What this task involves –
Print every record below exactly as written.

Raw records –
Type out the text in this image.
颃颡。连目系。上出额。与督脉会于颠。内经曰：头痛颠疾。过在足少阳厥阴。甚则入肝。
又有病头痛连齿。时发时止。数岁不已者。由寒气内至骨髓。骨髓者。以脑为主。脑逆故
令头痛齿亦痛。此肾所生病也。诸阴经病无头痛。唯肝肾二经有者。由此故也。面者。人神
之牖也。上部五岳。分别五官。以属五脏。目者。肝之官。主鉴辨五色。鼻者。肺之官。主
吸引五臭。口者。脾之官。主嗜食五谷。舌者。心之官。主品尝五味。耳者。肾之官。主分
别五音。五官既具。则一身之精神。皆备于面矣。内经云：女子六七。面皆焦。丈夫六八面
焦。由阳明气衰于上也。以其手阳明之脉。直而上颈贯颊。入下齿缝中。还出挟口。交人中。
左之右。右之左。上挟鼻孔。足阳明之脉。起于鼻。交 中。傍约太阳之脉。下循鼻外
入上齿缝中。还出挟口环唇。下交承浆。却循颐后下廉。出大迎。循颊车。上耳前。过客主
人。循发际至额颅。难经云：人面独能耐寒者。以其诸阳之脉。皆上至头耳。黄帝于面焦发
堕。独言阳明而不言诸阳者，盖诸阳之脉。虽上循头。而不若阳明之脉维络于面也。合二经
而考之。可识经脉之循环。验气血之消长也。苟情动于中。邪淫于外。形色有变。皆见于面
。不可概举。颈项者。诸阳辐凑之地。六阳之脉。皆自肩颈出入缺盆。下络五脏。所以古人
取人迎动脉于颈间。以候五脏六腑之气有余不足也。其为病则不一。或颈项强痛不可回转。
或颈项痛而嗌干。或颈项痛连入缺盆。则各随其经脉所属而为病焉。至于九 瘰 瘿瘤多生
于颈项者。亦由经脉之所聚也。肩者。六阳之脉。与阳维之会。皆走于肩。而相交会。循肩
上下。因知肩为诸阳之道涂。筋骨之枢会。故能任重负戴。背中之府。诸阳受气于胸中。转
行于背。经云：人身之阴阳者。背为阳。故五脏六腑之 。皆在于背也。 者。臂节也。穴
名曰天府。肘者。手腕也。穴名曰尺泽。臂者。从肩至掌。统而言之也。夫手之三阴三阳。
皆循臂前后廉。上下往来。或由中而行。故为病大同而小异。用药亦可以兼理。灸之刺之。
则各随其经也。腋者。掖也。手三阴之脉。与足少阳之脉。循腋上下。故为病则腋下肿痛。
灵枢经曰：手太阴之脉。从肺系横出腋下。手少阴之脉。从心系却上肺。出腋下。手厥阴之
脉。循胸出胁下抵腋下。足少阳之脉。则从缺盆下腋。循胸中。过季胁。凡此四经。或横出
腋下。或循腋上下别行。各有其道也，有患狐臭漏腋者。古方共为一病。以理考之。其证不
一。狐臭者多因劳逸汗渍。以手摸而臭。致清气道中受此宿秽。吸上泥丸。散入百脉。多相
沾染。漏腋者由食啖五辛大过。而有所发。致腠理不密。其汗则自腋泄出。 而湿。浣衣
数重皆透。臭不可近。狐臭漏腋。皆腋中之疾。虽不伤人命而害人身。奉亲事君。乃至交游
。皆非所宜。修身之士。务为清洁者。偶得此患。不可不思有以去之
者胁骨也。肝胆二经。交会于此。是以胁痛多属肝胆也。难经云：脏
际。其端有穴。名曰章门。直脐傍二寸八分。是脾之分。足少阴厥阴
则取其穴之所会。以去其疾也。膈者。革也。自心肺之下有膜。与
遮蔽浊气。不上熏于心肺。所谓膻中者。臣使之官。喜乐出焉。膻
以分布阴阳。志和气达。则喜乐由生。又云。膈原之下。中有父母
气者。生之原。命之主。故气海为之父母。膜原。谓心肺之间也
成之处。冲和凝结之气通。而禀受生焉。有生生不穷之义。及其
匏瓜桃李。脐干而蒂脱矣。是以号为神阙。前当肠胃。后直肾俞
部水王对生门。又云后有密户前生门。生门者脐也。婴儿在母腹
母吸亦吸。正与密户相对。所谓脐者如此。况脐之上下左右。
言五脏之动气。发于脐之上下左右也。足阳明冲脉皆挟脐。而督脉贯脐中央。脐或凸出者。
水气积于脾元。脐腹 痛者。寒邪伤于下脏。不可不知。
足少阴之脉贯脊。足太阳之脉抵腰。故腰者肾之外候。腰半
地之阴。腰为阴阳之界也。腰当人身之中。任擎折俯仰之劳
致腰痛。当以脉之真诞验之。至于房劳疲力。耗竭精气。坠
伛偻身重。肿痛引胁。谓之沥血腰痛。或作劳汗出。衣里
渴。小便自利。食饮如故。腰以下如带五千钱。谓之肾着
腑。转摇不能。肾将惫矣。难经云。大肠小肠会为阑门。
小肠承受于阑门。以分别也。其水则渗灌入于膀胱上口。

Exercise solution –
Type out the text in this image.
颃颡。连目系。上出额。与督脉会于颠。内经曰：头痛颠疾。过在足少阳厥阴。甚则入肝。
又有病头痛连齿。时发时止。数岁不已者。由寒气内至骨髓。骨髓者。以脑为主。脑逆故
令头痛齿亦痛。此肾所生病也。诸阴经病无头痛。唯肝肾二经有者。由此故也。面者。人神
之牖也。上部五岳。分别五官。以属五脏。目者。肝之官。主鉴辨五色。鼻者。肺之官。主
吸引五臭。口者。脾之官。主嗜食五谷。舌者。心之官。主品尝五味。耳者。肾之官。主分
别五音。五官既具。则一身之精神。皆备于面矣。内经云：女子六七。面皆焦。丈夫六八面
焦。由阳明气衰于上也。以其手阳明之脉。直而上颈贯颊。入下齿缝中。还出挟口。交人中。
左之右。右之左。上挟鼻孔。足阳明之脉。起于鼻。交 中。傍约太阳之脉。下循鼻外
入上齿缝中。还出挟口环唇。下交承浆。却循颐后下廉。出大迎。循颊车。上耳前。过客主
人。循发际至额颅。难经云：人面独能耐寒者。以其诸阳之脉。皆上至头耳。黄帝于面焦发
堕。独言阳明而不言诸阳者，盖诸阳之脉。虽上循头。而不若阳明之脉维络于面也。合二经
而考之。可识经脉之循环。验气血之消长也。苟情动于中。邪淫于外。形色有变。皆见于面
。不可概举。颈项者。诸阳辐凑之地。六阳之脉。皆自肩颈出入缺盆。下络五脏。所以古人
取人迎动脉于颈间。以候五脏六腑之气有余不足也。其为病则不一。或颈项强痛不可回转。
或颈项痛而嗌干。或颈项痛连入缺盆。则各随其经脉所属而为病焉。至于九 瘰 瘿瘤多生
于颈项者。亦由经脉之所聚也。肩者。六阳之脉。与阳维之会。皆走于肩。而相交会。循肩
上下。因知肩为诸阳之道涂。筋骨之枢会。故能任重负戴。背中之府。诸阳受气于胸中。转
行于背。经云：人身之阴阳者。背为阳。故五脏六腑之 。皆在于背也。 者。臂节也。穴
名曰天府。肘者。手腕也。穴名曰尺泽。臂者。从肩至掌。统而言之也。夫手之三阴三阳。
皆循臂前后廉。上下往来。或由中而行。故为病大同而小异。用药亦可以兼理。灸之刺之。
则各随其经也。腋者。掖也。手三阴之脉。与足少阳之脉。循腋上下。故为病则腋下肿痛。
灵枢经曰：手太阴之脉。从肺系横出腋下。手少阴之脉。从心系却上肺。出腋下。手厥阴之
脉。循胸出胁下抵腋下。足少阳之脉。则从缺盆下腋。循胸中。过季胁。凡此四经。或横出
腋下。或循腋上下别行。各有其道也，有患狐臭漏腋者。古方共为一病。以理考之。其证不
一。狐臭者多因劳逸汗渍。以手摸而臭。致清气道中受此宿秽。吸上泥丸。散入百脉。多相
沾染。漏腋者由食啖五辛大过。而有所发。致腠理不密。其汗则自腋泄出。 而湿。浣衣
数重皆透。臭不可近。狐臭漏腋。皆腋中之疾。虽不伤人命而害人身。奉亲事君。乃至交游
。皆非所宜。修身之士。务为清洁者。偶得此患。不可不思有以去之
者胁骨也。肝胆二经。交会于此。是以胁痛多属肝胆也。难经云：脏
际。其端有穴。名曰章门。直脐傍二寸八分。是脾之分。足少阴厥阴
则取其穴之所会。以去其疾也。膈者。革也。自心肺之下有膜。与
遮蔽浊气。不上熏于心肺。所谓膻中者。臣使之官。喜乐出焉。膻
以分布阴阳。志和气达。则喜乐由生。又云。膈原之下。中有父母
气者。生之原。命之主。故气海为之父母。膜原。谓心肺之间也
成之处。冲和凝结之气通。而禀受生焉。有生生不穷之义。及其
匏瓜桃李。脐干而蒂脱矣。是以号为神阙。前当肠胃。后直肾俞
部水王对生门。又云后有密户前生门。生门者脐也。婴儿在母腹
母吸亦吸。正与密户相对。所谓脐者如此。况脐之上下左右。
言五脏之动气。发于脐之上下左右也。足阳明冲脉皆挟脐。而督脉贯脐中央。脐或凸出者。
水气积于脾元。脐腹 痛者。寒邪伤于下脏。不可不知。
足少阴之脉贯脊。足太阳之脉抵腰。故腰者肾之外候。腰半
地之阴。腰为阴阳之界也。腰当人身之中。任擎折俯仰之劳
致腰痛。当以脉之真诞验之。至于房劳疲力。耗竭精气。坠
伛偻身重。肿痛引胁。谓之沥血腰痛。或作劳汗出。衣里
渴。小便自利。食饮如故。腰以下如带五千钱。谓之肾着
腑。转摇不能。肾将惫矣。难经云。大肠小肠会为阑门。
小肠承受于阑门。以分别也。其水则渗灌入于膀胱上口。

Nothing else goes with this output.